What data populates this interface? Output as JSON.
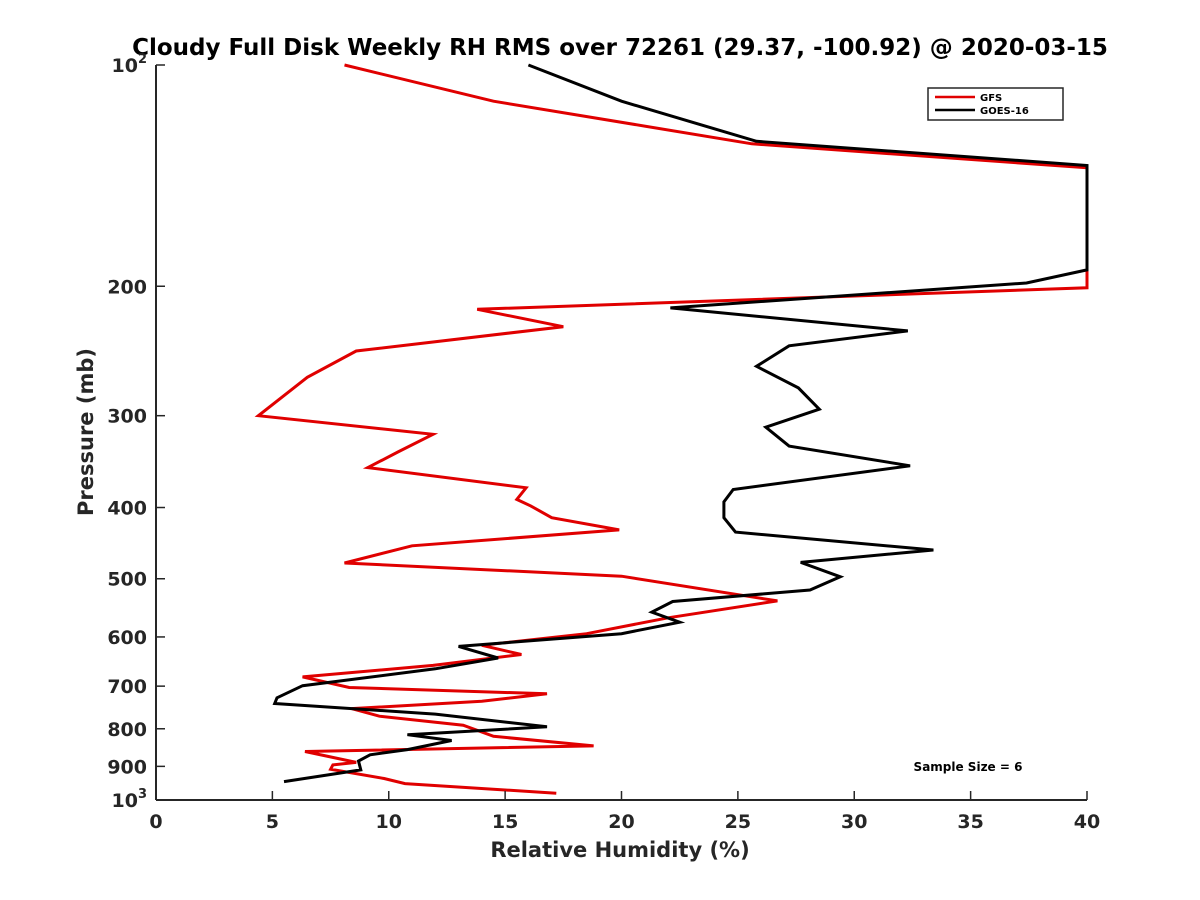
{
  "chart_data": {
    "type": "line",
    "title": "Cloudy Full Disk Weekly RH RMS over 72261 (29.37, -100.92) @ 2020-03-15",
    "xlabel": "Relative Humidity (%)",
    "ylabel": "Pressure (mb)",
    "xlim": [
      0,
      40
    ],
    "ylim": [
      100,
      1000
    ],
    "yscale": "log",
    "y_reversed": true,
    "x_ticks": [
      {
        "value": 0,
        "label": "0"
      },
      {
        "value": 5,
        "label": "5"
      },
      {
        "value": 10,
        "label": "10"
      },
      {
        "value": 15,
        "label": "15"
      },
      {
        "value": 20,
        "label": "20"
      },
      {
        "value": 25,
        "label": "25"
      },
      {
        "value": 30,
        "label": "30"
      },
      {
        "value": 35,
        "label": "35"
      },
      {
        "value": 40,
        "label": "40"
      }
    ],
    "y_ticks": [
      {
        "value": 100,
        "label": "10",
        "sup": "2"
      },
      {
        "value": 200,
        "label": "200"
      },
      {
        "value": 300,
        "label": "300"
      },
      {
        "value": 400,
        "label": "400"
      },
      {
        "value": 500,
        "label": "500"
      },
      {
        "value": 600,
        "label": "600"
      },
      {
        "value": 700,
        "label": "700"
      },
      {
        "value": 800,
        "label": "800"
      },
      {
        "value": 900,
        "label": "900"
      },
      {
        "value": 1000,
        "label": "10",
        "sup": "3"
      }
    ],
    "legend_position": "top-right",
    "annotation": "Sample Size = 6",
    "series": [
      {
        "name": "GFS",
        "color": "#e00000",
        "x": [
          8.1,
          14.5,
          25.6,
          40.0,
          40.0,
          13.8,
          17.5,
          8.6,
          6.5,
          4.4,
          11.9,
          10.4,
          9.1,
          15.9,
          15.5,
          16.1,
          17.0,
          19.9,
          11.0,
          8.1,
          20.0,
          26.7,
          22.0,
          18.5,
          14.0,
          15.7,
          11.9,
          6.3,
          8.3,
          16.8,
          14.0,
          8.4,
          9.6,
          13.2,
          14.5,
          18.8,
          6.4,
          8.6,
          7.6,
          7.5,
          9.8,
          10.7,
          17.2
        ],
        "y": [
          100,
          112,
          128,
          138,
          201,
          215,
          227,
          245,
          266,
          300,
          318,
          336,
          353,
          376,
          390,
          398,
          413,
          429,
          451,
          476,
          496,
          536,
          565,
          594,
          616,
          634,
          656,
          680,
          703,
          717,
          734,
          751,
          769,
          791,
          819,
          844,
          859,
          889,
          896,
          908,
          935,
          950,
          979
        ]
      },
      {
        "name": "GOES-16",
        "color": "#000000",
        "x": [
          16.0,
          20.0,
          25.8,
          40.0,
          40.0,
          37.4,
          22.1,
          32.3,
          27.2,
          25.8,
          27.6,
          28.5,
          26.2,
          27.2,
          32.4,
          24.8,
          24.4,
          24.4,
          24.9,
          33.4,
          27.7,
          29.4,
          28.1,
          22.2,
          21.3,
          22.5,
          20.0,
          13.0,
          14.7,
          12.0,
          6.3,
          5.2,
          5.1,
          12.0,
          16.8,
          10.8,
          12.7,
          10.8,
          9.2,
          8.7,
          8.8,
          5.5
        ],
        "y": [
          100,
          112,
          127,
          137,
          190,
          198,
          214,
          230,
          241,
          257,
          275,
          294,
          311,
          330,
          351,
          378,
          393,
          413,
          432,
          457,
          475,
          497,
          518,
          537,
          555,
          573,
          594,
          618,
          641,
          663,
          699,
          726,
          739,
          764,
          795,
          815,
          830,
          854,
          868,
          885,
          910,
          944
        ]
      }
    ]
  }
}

==================================================

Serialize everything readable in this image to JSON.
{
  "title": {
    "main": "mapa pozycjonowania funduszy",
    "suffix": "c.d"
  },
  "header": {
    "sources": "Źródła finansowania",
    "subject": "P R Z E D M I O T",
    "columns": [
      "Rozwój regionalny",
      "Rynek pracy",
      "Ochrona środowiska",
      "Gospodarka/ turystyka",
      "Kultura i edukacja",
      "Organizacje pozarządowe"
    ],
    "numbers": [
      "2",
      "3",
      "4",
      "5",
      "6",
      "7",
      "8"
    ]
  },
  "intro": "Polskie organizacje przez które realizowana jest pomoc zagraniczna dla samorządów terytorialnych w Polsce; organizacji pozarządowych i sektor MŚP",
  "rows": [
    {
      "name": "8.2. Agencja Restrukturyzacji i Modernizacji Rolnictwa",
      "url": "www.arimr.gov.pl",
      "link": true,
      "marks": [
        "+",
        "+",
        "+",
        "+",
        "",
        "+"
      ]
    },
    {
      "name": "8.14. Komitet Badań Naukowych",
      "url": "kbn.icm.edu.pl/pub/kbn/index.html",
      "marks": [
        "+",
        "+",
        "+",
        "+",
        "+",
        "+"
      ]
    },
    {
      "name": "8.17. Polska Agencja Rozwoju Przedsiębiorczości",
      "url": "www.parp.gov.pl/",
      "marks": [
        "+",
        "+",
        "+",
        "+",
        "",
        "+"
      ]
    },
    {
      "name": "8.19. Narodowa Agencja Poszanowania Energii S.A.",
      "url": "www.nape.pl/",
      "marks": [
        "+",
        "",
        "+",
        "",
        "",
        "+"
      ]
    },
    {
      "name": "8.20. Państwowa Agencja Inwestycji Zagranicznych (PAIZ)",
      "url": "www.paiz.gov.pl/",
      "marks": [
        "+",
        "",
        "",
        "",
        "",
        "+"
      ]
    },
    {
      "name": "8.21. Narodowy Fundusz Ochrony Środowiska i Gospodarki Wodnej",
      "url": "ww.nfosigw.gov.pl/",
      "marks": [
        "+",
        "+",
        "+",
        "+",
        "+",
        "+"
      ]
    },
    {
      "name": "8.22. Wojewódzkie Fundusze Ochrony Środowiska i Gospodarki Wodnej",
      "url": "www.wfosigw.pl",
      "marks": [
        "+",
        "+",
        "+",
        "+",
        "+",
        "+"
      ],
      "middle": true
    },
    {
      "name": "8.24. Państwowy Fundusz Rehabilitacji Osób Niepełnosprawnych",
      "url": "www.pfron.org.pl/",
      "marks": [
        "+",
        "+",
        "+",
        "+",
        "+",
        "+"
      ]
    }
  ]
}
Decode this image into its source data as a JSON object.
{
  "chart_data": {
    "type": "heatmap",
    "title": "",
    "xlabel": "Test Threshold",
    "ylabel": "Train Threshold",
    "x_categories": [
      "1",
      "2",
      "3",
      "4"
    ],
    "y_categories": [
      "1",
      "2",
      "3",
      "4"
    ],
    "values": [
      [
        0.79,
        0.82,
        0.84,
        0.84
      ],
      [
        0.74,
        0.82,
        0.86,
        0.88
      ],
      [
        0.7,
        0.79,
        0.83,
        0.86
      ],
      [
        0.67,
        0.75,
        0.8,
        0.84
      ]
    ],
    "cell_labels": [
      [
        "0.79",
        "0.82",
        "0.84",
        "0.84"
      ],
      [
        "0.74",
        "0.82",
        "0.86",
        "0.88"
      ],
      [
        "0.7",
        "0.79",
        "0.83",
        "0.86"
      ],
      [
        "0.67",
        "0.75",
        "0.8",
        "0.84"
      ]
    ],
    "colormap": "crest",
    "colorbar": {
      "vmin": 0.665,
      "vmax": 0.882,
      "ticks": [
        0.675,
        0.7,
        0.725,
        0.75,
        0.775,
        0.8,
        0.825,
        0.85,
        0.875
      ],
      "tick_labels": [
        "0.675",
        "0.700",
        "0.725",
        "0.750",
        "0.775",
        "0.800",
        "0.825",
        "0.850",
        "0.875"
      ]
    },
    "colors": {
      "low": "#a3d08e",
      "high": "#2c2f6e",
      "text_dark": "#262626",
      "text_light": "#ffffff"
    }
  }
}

==================================================

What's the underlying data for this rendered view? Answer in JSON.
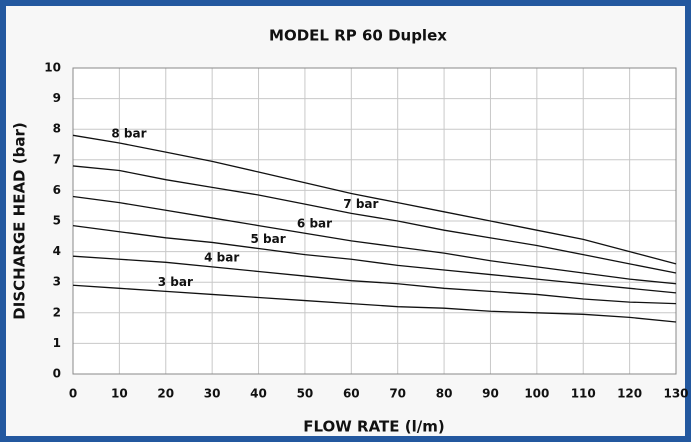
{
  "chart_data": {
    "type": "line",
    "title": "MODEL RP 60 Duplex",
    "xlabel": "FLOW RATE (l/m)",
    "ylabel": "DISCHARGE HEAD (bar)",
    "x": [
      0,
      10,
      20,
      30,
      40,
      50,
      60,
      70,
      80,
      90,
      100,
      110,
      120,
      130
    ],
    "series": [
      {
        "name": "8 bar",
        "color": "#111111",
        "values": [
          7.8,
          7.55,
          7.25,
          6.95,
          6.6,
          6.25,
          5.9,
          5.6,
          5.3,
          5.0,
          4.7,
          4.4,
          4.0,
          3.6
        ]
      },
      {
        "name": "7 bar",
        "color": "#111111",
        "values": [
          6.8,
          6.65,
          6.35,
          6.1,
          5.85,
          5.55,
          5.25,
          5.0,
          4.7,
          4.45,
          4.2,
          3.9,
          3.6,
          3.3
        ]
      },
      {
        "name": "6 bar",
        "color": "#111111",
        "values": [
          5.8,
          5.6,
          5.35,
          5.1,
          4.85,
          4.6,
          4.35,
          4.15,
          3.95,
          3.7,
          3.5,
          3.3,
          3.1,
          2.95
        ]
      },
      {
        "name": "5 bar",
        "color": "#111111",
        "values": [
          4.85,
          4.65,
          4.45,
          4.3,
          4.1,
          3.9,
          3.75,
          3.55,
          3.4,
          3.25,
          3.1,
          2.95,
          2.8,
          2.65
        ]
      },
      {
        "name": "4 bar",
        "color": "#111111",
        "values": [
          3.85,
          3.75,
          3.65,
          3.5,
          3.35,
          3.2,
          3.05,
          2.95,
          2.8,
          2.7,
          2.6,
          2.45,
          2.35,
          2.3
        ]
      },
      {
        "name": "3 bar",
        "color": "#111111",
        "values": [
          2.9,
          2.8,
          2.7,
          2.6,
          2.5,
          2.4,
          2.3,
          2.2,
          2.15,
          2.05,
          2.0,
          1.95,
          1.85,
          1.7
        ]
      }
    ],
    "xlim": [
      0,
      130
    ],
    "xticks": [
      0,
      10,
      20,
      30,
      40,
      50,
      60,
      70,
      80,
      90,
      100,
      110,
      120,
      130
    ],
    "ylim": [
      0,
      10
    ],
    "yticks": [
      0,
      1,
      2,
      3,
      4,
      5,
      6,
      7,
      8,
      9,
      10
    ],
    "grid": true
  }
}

==================================================

Stated problem | Find every line in the records above that holds the word "xlabel", and copy each one.

Complete answer |
    "xlabel": "Relative Humidity (%)",
    "xlabel": "Test Threshold",
    "xlabel": "FLOW RATE (l/m)",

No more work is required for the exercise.